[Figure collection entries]
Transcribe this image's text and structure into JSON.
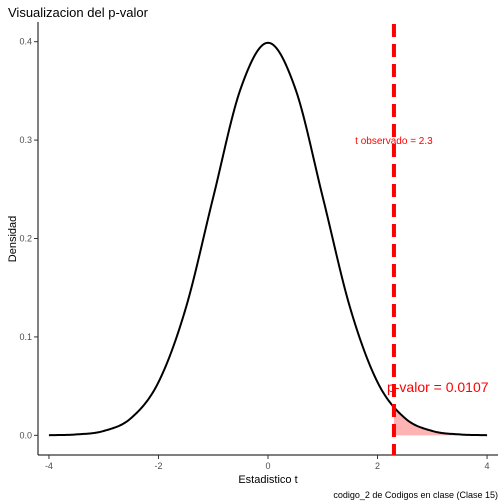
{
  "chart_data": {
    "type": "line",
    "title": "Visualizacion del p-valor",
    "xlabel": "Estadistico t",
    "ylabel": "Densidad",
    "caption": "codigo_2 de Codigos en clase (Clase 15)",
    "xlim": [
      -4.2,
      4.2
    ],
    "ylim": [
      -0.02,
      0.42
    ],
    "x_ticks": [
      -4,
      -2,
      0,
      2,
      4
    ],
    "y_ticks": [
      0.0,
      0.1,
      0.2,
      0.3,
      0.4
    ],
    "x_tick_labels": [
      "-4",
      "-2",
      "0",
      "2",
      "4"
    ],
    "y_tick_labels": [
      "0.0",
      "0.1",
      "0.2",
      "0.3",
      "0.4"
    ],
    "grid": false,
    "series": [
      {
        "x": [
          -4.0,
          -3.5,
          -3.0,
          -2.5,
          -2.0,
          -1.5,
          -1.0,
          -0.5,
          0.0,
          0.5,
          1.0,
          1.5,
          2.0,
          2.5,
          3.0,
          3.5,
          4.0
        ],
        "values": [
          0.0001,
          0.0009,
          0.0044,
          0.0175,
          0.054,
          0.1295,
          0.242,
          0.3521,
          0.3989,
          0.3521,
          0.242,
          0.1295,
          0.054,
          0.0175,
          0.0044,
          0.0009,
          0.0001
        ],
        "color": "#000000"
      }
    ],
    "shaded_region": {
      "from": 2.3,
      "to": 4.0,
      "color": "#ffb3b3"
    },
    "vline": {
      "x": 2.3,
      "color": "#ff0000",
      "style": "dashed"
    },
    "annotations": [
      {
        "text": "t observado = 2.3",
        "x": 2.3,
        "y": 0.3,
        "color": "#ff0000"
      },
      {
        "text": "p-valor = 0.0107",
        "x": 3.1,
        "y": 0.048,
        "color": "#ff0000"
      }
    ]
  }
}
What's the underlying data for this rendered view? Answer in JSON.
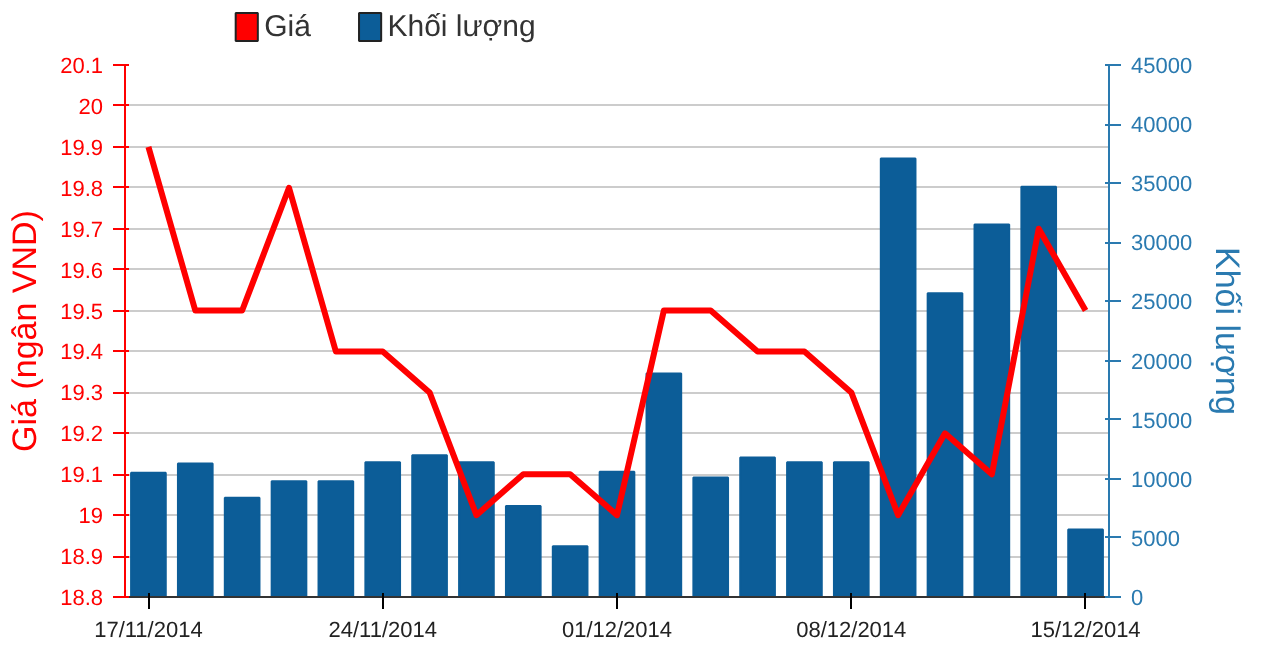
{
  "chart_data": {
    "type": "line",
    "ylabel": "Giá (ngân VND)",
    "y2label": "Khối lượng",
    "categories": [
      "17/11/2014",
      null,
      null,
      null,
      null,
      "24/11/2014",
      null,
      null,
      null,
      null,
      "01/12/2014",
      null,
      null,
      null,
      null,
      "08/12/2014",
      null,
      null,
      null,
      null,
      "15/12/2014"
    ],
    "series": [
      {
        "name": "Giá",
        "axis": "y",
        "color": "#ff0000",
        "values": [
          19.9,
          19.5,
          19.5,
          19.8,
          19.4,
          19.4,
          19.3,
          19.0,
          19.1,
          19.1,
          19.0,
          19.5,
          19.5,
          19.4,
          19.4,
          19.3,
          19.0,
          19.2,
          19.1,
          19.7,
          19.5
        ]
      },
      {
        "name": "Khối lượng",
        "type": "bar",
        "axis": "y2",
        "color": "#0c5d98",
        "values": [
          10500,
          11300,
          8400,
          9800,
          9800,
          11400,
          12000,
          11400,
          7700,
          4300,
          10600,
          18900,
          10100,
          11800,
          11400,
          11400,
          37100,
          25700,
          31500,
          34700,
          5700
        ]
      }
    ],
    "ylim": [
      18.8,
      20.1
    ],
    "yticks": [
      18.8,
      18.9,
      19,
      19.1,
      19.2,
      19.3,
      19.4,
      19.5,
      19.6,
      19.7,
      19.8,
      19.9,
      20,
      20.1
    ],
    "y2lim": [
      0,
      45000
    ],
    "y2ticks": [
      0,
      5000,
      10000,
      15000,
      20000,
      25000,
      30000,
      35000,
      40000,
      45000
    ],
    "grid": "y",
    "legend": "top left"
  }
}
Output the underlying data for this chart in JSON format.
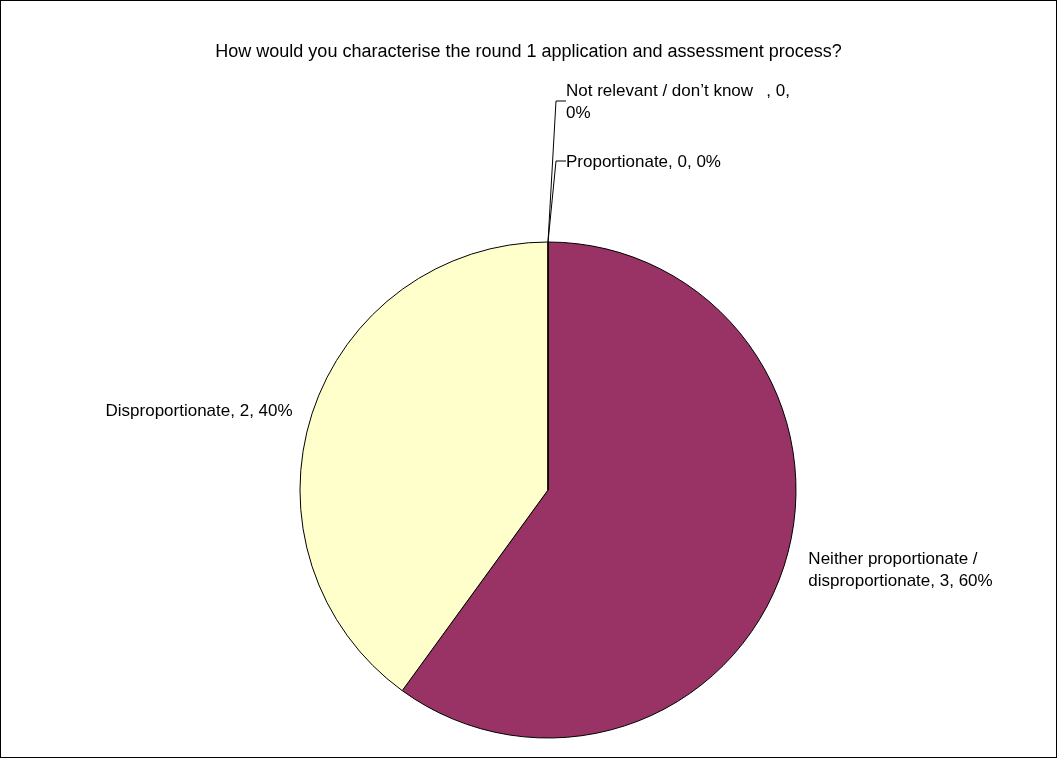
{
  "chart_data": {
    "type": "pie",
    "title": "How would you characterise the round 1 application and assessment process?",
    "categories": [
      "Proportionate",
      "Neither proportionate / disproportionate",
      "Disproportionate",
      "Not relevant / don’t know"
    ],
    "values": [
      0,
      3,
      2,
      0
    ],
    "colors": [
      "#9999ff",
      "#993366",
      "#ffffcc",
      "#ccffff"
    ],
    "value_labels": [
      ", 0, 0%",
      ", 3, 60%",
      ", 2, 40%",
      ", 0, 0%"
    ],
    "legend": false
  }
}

> _What is asked_
Across the entries above, how many lines contain "type"? Provide only the count.

> _The reply_
4